**The records**
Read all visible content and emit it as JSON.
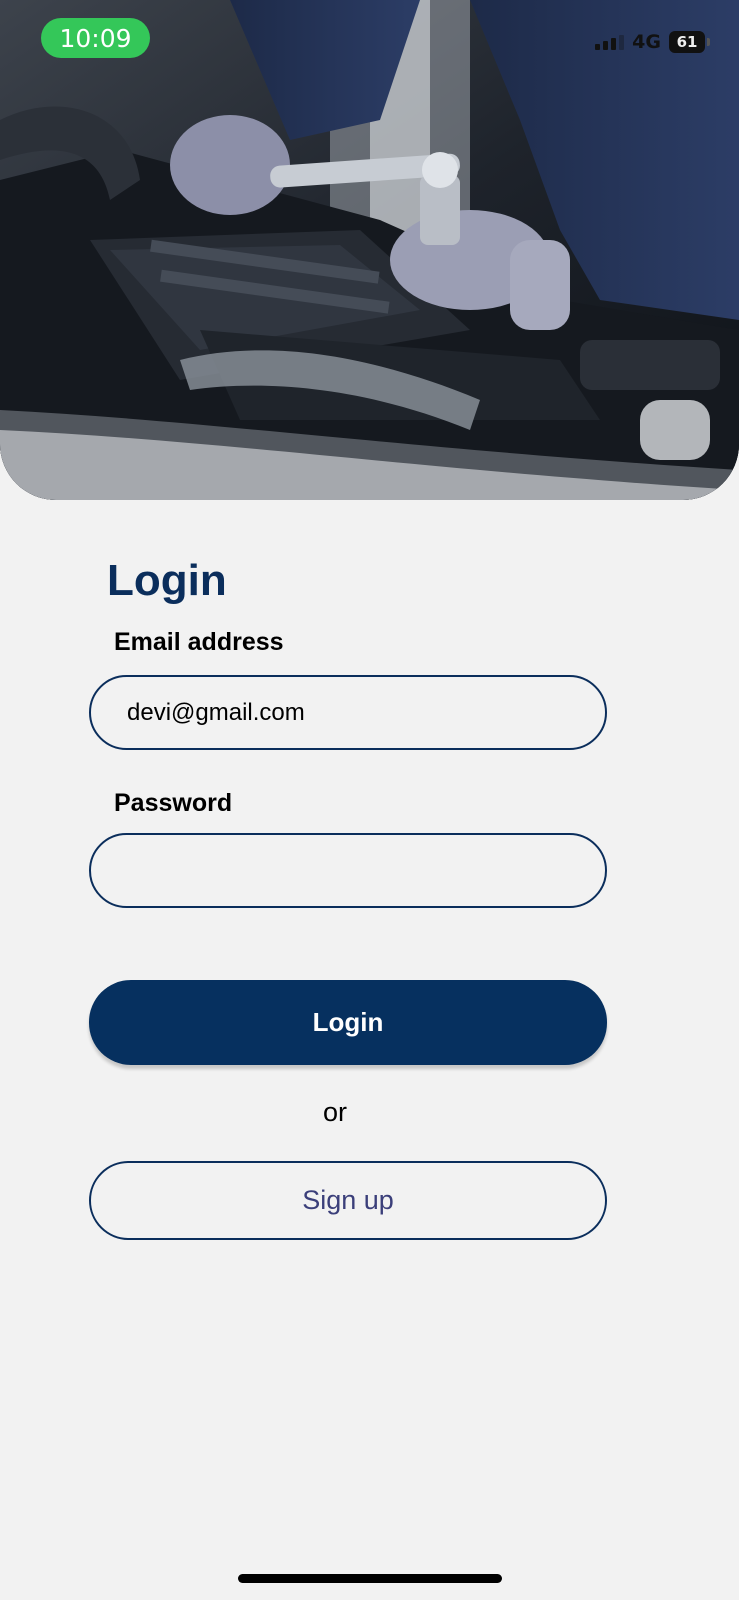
{
  "status_bar": {
    "time": "10:09",
    "network": "4G",
    "battery": "61",
    "time_pill_color": "#34c759"
  },
  "hero": {
    "image_description_icon": "mechanic-engine-photo"
  },
  "form": {
    "title": "Login",
    "email_label": "Email address",
    "email_value": "devi@gmail.com",
    "password_label": "Password",
    "password_value": "",
    "login_button": "Login",
    "or_text": "or",
    "signup_button": "Sign up"
  },
  "colors": {
    "primary": "#06305f",
    "title": "#0b2e5c",
    "background": "#f2f2f2"
  }
}
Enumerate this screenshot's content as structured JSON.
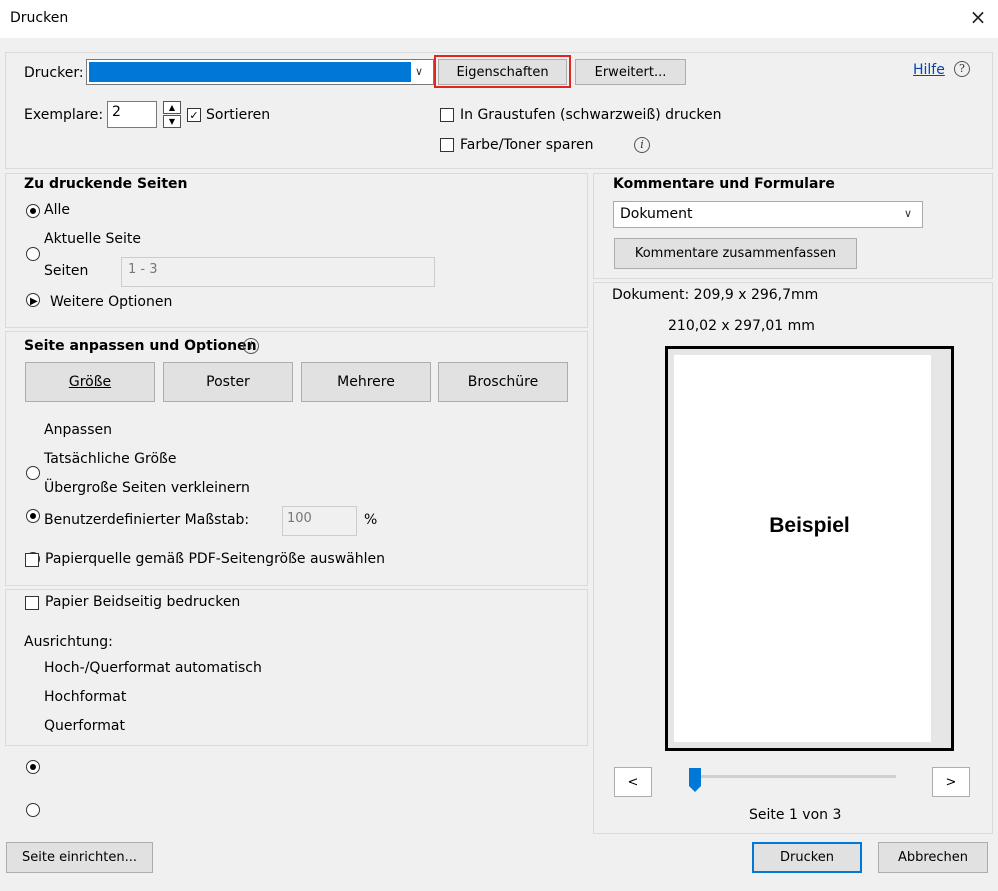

**Work to be completed**
Copy each line of the records precisely and drop any images they hold.

**Solved problem**
Read all visible content and emit it as JSON.
{
  "status_bar": {
    "time": "10:09",
    "network": "4G",
    "battery": "61",
    "time_pill_color": "#34c759"
  },
  "hero": {
    "image_description_icon": "mechanic-engine-photo"
  },
  "form": {
    "title": "Login",
    "email_label": "Email address",
    "email_value": "devi@gmail.com",
    "password_label": "Password",
    "password_value": "",
    "login_button": "Login",
    "or_text": "or",
    "signup_button": "Sign up"
  },
  "colors": {
    "primary": "#06305f",
    "title": "#0b2e5c",
    "background": "#f2f2f2"
  }
}
Enumerate this screenshot's content as structured JSON.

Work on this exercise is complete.